-- Start of SUPPLIED DATA --

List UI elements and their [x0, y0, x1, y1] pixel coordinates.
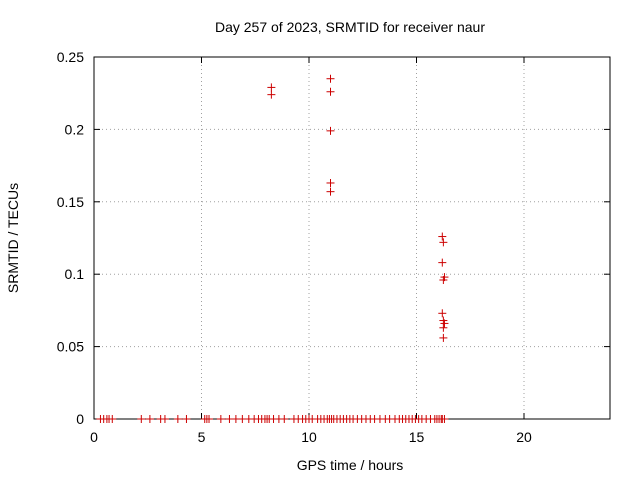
data-point [326, 187, 335, 196]
data-point [440, 415, 449, 423]
data-point [267, 83, 276, 92]
data-point [440, 319, 449, 328]
x-tick-label: 0 [90, 429, 98, 445]
data-point [326, 178, 335, 187]
plot-frame [93, 56, 611, 420]
data-point [439, 323, 448, 332]
y-tick-label: 0 [76, 411, 84, 427]
data-point [439, 275, 448, 284]
data-point [160, 415, 169, 423]
chart-title: Day 257 of 2023, SRMTID for receiver nau… [215, 19, 485, 35]
data-point [108, 415, 117, 423]
data-point [145, 415, 154, 423]
grid-lines [94, 57, 610, 419]
y-tick-label: 0.2 [65, 121, 85, 137]
data-point [173, 415, 182, 423]
data-point [439, 238, 448, 247]
data-point [205, 415, 214, 423]
data-point [280, 415, 289, 423]
x-tick-label: 20 [516, 429, 532, 445]
data-point [182, 415, 191, 423]
data-points [96, 74, 449, 423]
data-point [326, 87, 335, 96]
data-point [216, 415, 225, 423]
y-tick-label: 0.25 [57, 49, 84, 65]
data-point [438, 309, 447, 318]
data-point [439, 333, 448, 342]
x-tick-label: 15 [409, 429, 425, 445]
data-point [326, 74, 335, 83]
y-tick-label: 0.1 [65, 266, 85, 282]
y-tick-label: 0.15 [57, 194, 84, 210]
axis-ticks: 0 5 10 15 20 0 0.05 0.1 0.15 0.2 0.25 [57, 49, 610, 445]
y-axis-label: SRMTID / TECUs [5, 183, 21, 293]
data-point [137, 415, 146, 423]
data-point [438, 258, 447, 267]
y-tick-label: 0.05 [57, 339, 84, 355]
x-axis-label: GPS time / hours [297, 457, 404, 473]
x-tick-label: 5 [198, 429, 206, 445]
data-point [438, 232, 447, 241]
data-point [326, 126, 335, 135]
x-tick-label: 10 [301, 429, 317, 445]
data-point [267, 90, 276, 99]
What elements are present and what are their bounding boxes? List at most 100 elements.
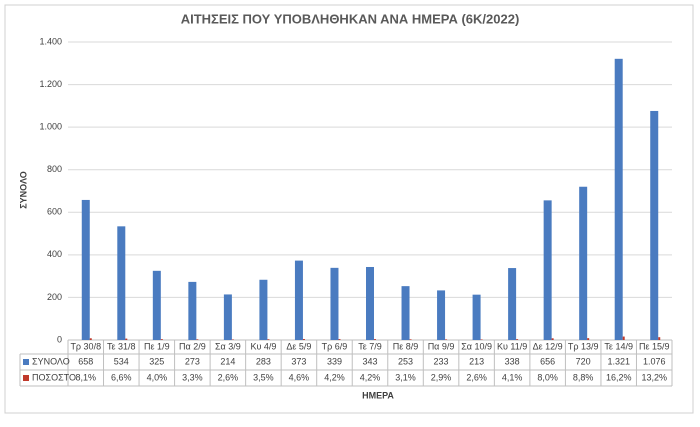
x-tick-label: Δε 12/9 [533,341,563,351]
bar [374,339,376,340]
x-tick-label: Τε 7/9 [358,341,382,351]
table-value: 4,6% [289,372,310,382]
chart-frame [4,4,694,414]
table-value: 3,5% [253,372,274,382]
table-value: 1.321 [607,356,630,366]
x-tick-label: Κυ 11/9 [497,341,527,351]
x-tick-label: Πα 9/9 [428,341,455,351]
bar [437,290,446,340]
bar [551,338,554,340]
x-tick-label: Τρ 30/8 [70,341,101,351]
y-tick-label: 1.000 [39,122,62,132]
table-value: 8,1% [76,372,97,382]
bar [89,338,92,340]
table-value: 4,2% [324,372,345,382]
y-tick-label: 600 [47,207,62,217]
bar [152,270,161,340]
x-axis-label: ΗΜΕΡΑ [362,390,394,400]
bar [125,338,128,340]
table-value: 253 [398,356,413,366]
bar [401,286,410,340]
table-value: 339 [327,356,342,366]
table-value: 3,1% [395,372,416,382]
bar [302,339,305,340]
table-value: 4,1% [502,372,523,382]
table-value: 373 [291,356,306,366]
y-tick-label: 400 [47,249,62,259]
x-tick-label: Τρ 13/9 [568,341,599,351]
x-tick-label: Κυ 4/9 [250,341,276,351]
x-tick-label: Πα 2/9 [179,341,206,351]
table-value: 343 [362,356,377,366]
bar [231,339,234,340]
y-tick-label: 800 [47,164,62,174]
table-value: 3,3% [182,372,203,382]
bar [579,186,588,340]
x-tick-label: Δε 5/9 [286,341,311,351]
table-value: 233 [434,356,449,366]
bar [516,339,519,340]
table-value: 6,6% [111,372,132,382]
x-tick-label: Πε 1/9 [144,341,170,351]
bar [409,339,412,340]
table-value: 4,2% [360,372,381,382]
table-value: 16,2% [606,372,632,382]
x-tick-label: Πε 8/9 [393,341,419,351]
x-tick-label: Τρ 6/9 [322,341,348,351]
legend-label: ΠΟΣΟΣΤΟ [32,372,76,382]
bar [508,268,517,340]
bar [223,294,232,340]
x-tick-label: Πε 15/9 [639,341,670,351]
table-value: 283 [256,356,271,366]
y-tick-label: 1.200 [39,79,62,89]
bar [650,110,659,340]
x-tick-label: Τε 14/9 [604,341,633,351]
x-tick-label: Τε 31/8 [107,341,136,351]
table-value: 338 [505,356,520,366]
table-value: 13,2% [641,372,667,382]
y-axis-label: ΣΥΝΟΛΟ [18,171,28,208]
bar [81,199,90,340]
table-value: 2,6% [218,372,239,382]
bar [267,339,270,340]
bar [445,339,448,340]
table-value: 4,0% [147,372,168,382]
bar [188,281,197,340]
bar [259,279,268,340]
bar [472,294,481,340]
bar [622,336,625,340]
legend-key [23,375,29,381]
chart-title: ΑΙΤΗΣΕΙΣ ΠΟΥ ΥΠΟΒΛΗΘΗΚΑΝ ΑΝΑ ΗΜΕΡΑ (6Κ/2… [181,11,520,26]
x-tick-label: Σα 10/9 [461,341,492,351]
bar [543,200,552,340]
table-value: 2,6% [466,372,487,382]
y-tick-label: 1.400 [39,36,62,46]
table-value: 534 [114,356,129,366]
table-value: 1.076 [643,356,666,366]
table-value: 213 [469,356,484,366]
table-value: 2,9% [431,372,452,382]
table-value: 656 [540,356,555,366]
table-value: 214 [220,356,235,366]
table-value: 720 [576,356,591,366]
legend-key [23,359,29,365]
y-tick-label: 200 [47,292,62,302]
table-value: 8,0% [537,372,558,382]
bar [196,339,199,340]
table-value: 658 [78,356,93,366]
table-value: 8,8% [573,372,594,382]
bar [330,267,339,340]
bar [338,339,341,340]
bar [480,339,483,340]
bar [160,339,163,340]
table-value: 325 [149,356,164,366]
table-value: 273 [185,356,200,366]
legend-label: ΣΥΝΟΛΟ [32,356,70,366]
bar [366,266,374,340]
bar [294,260,303,340]
x-tick-label: Σα 3/9 [215,341,241,351]
bar [658,337,661,340]
y-tick-label: 0 [57,334,62,344]
bar [587,338,590,340]
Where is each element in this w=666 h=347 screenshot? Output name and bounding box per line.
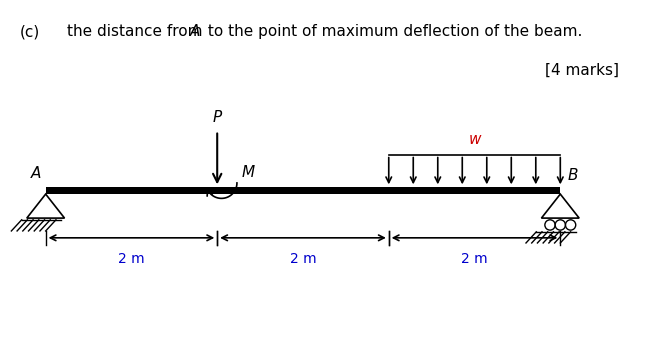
Text: P: P xyxy=(212,110,222,125)
Text: 2 m: 2 m xyxy=(290,252,316,265)
Text: [4 marks]: [4 marks] xyxy=(545,62,619,77)
Text: 2 m: 2 m xyxy=(118,252,145,265)
Text: B: B xyxy=(567,168,577,183)
Text: w: w xyxy=(468,132,481,147)
FancyBboxPatch shape xyxy=(46,187,560,194)
Text: M: M xyxy=(241,165,254,180)
Text: 2 m: 2 m xyxy=(462,252,488,265)
Text: to the point of maximum deflection of the beam.: to the point of maximum deflection of th… xyxy=(203,24,583,39)
Text: the distance from: the distance from xyxy=(67,24,202,39)
Text: A: A xyxy=(190,24,200,39)
Text: (c): (c) xyxy=(20,24,40,39)
Text: A: A xyxy=(31,166,41,181)
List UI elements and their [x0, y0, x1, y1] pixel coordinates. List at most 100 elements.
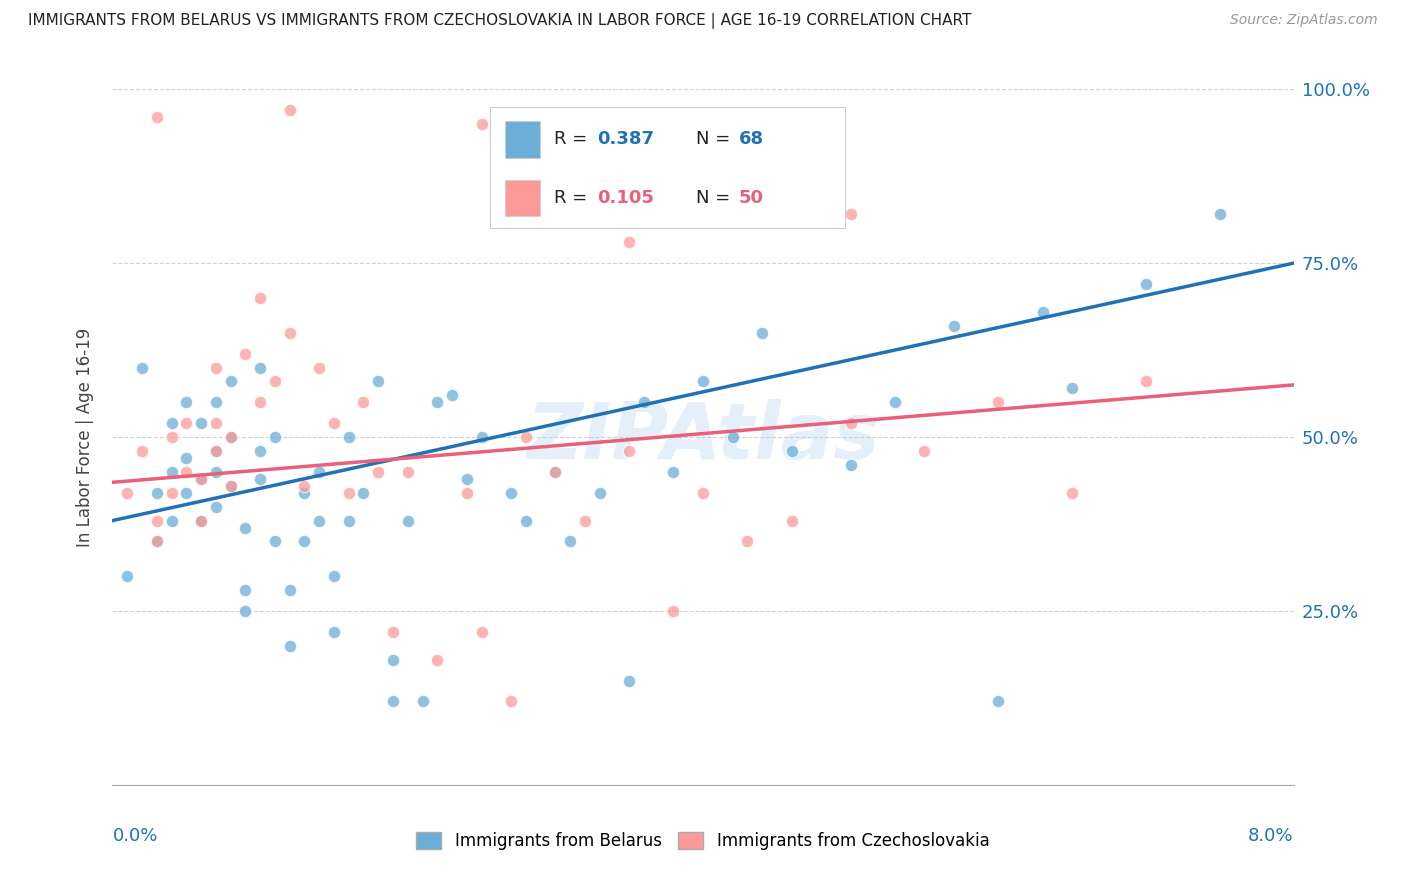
Point	[839, 416, 862, 430]
Point	[721, 430, 744, 444]
Point	[174, 450, 197, 465]
Point	[574, 514, 596, 528]
Point	[737, 534, 759, 549]
Point	[396, 514, 419, 528]
Point	[160, 465, 183, 479]
Point	[146, 110, 169, 124]
Point	[471, 624, 494, 639]
Point	[914, 444, 936, 458]
Point	[292, 479, 315, 493]
Point	[205, 360, 228, 375]
Point	[337, 430, 360, 444]
Point	[662, 604, 685, 618]
Text: IMMIGRANTS FROM BELARUS VS IMMIGRANTS FROM CZECHOSLOVAKIA IN LABOR FORCE | AGE 1: IMMIGRANTS FROM BELARUS VS IMMIGRANTS FR…	[28, 13, 972, 29]
Point	[780, 444, 803, 458]
Point	[146, 534, 169, 549]
Point	[174, 395, 197, 409]
Point	[382, 653, 405, 667]
Point	[367, 375, 389, 389]
Point	[337, 485, 360, 500]
Point	[515, 430, 537, 444]
Point	[219, 479, 242, 493]
Point	[131, 444, 153, 458]
Point	[560, 534, 582, 549]
Point	[190, 472, 212, 486]
Point	[278, 639, 301, 653]
Point	[205, 444, 228, 458]
Point	[987, 395, 1010, 409]
Point	[323, 624, 346, 639]
Point	[160, 430, 183, 444]
Point	[190, 416, 212, 430]
Point	[426, 395, 449, 409]
Point	[264, 430, 287, 444]
Text: ZIPAtlas: ZIPAtlas	[526, 399, 880, 475]
Point	[278, 583, 301, 598]
Point	[396, 465, 419, 479]
Point	[692, 485, 714, 500]
Point	[751, 326, 773, 340]
Point	[205, 500, 228, 514]
Point	[942, 318, 965, 333]
Point	[839, 458, 862, 472]
Point	[249, 291, 271, 305]
Point	[544, 465, 567, 479]
Point	[323, 569, 346, 583]
Point	[160, 416, 183, 430]
Point	[278, 326, 301, 340]
Point	[219, 430, 242, 444]
Point	[588, 485, 610, 500]
Point	[987, 694, 1010, 708]
Point	[205, 416, 228, 430]
Point	[456, 485, 478, 500]
Point	[619, 673, 641, 688]
Point	[249, 472, 271, 486]
Point	[308, 514, 330, 528]
Point	[292, 534, 315, 549]
Point	[619, 235, 641, 250]
Text: 8.0%: 8.0%	[1249, 827, 1294, 845]
Point	[515, 514, 537, 528]
Point	[205, 395, 228, 409]
Point	[323, 416, 346, 430]
Point	[471, 117, 494, 131]
Point	[160, 514, 183, 528]
Point	[1062, 485, 1084, 500]
Point	[146, 485, 169, 500]
Text: 0.0%: 0.0%	[112, 827, 157, 845]
Point	[352, 485, 374, 500]
Point	[382, 624, 405, 639]
Text: Source: ZipAtlas.com: Source: ZipAtlas.com	[1230, 13, 1378, 28]
Point	[264, 534, 287, 549]
Point	[249, 360, 271, 375]
Point	[352, 395, 374, 409]
Point	[264, 375, 287, 389]
Point	[780, 514, 803, 528]
Point	[233, 520, 256, 534]
Point	[233, 346, 256, 360]
Point	[190, 472, 212, 486]
Point	[233, 604, 256, 618]
Point	[219, 375, 242, 389]
Point	[205, 444, 228, 458]
Point	[1062, 381, 1084, 395]
Point	[544, 465, 567, 479]
Point	[662, 465, 685, 479]
Point	[692, 375, 714, 389]
Point	[1135, 277, 1157, 291]
Legend: Immigrants from Belarus, Immigrants from Czechoslovakia: Immigrants from Belarus, Immigrants from…	[409, 825, 997, 856]
Point	[117, 569, 138, 583]
Point	[308, 360, 330, 375]
Point	[471, 430, 494, 444]
Point	[174, 465, 197, 479]
Point	[1135, 375, 1157, 389]
Point	[249, 395, 271, 409]
Point	[456, 472, 478, 486]
Point	[219, 430, 242, 444]
Point	[367, 465, 389, 479]
Point	[131, 360, 153, 375]
Y-axis label: In Labor Force | Age 16-19: In Labor Force | Age 16-19	[76, 327, 94, 547]
Point	[174, 485, 197, 500]
Point	[190, 514, 212, 528]
Point	[619, 444, 641, 458]
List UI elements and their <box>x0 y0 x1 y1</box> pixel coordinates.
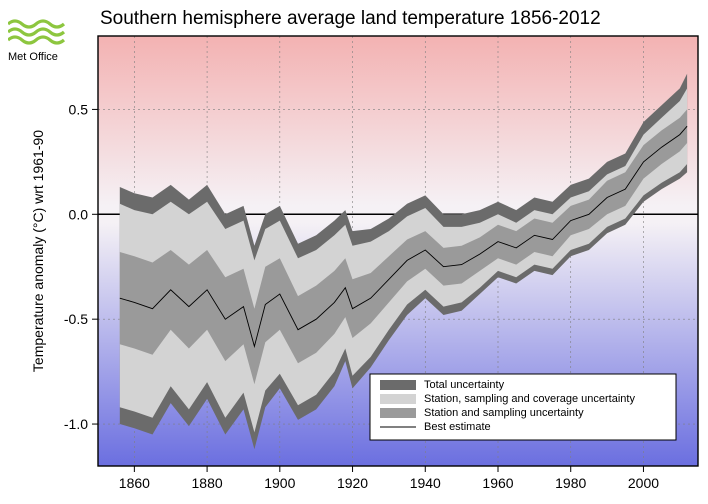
legend-swatch <box>380 380 416 390</box>
x-tick-label: 1880 <box>192 475 223 491</box>
y-tick-label: -1.0 <box>64 416 88 432</box>
x-tick-label: 2000 <box>628 475 659 491</box>
y-axis-label: Temperature anomaly (°C) wrt 1961-90 <box>30 130 46 372</box>
legend-label: Best estimate <box>424 421 491 433</box>
x-tick-label: 1920 <box>337 475 368 491</box>
x-tick-label: 1900 <box>264 475 295 491</box>
legend-label: Station and sampling uncertainty <box>424 407 584 419</box>
x-tick-label: 1980 <box>555 475 586 491</box>
chart-title: Southern hemisphere average land tempera… <box>100 8 601 29</box>
legend-label: Total uncertainty <box>424 379 505 391</box>
y-tick-label: 0.5 <box>69 101 89 117</box>
temperature-chart: 1860 1880 1900 1920 1940 1960 1980 2000 -1.0 -0.5… <box>0 0 708 504</box>
y-tick-label: 0.0 <box>69 206 89 222</box>
legend-label: Station, sampling and coverage uncertain… <box>424 393 635 405</box>
x-tick-label: 1940 <box>410 475 441 491</box>
x-tick-label: 1860 <box>119 475 150 491</box>
legend-swatch <box>380 408 416 418</box>
legend-swatch <box>380 394 416 404</box>
y-tick-label: -0.5 <box>64 311 88 327</box>
x-tick-label: 1960 <box>482 475 513 491</box>
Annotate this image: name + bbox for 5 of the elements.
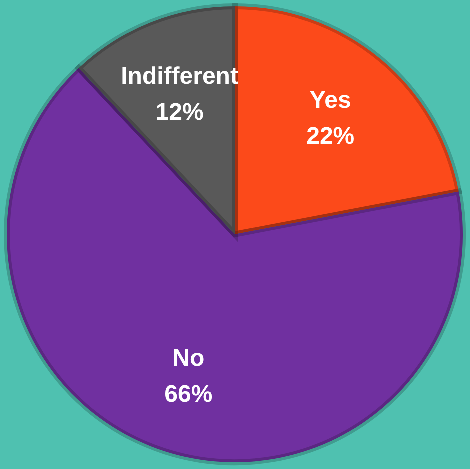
data-label: 12% (156, 99, 204, 126)
slice-label: Yes (310, 86, 352, 114)
data-label: 22% (306, 122, 355, 150)
slice-label: No (172, 345, 205, 372)
data-label: 66% (164, 381, 213, 408)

-- End of SUPPLIED DATA --

EXERCISE INSTRUCTIONS: Print the lines of the material from the one containing "legend-swatch <box>380 380 416 390</box>" through the one containing "y-axis-label: Temperature anomaly", inclusive, reproducing them exactly.

SOLUTION FOR THIS TASK:
legend-swatch <box>380 380 416 390</box>
x-tick-label: 1880 <box>192 475 223 491</box>
y-tick-label: -1.0 <box>64 416 88 432</box>
x-tick-label: 2000 <box>628 475 659 491</box>
y-axis-label: Temperature anomaly (°C) wrt 1961-90 <box>30 130 46 372</box>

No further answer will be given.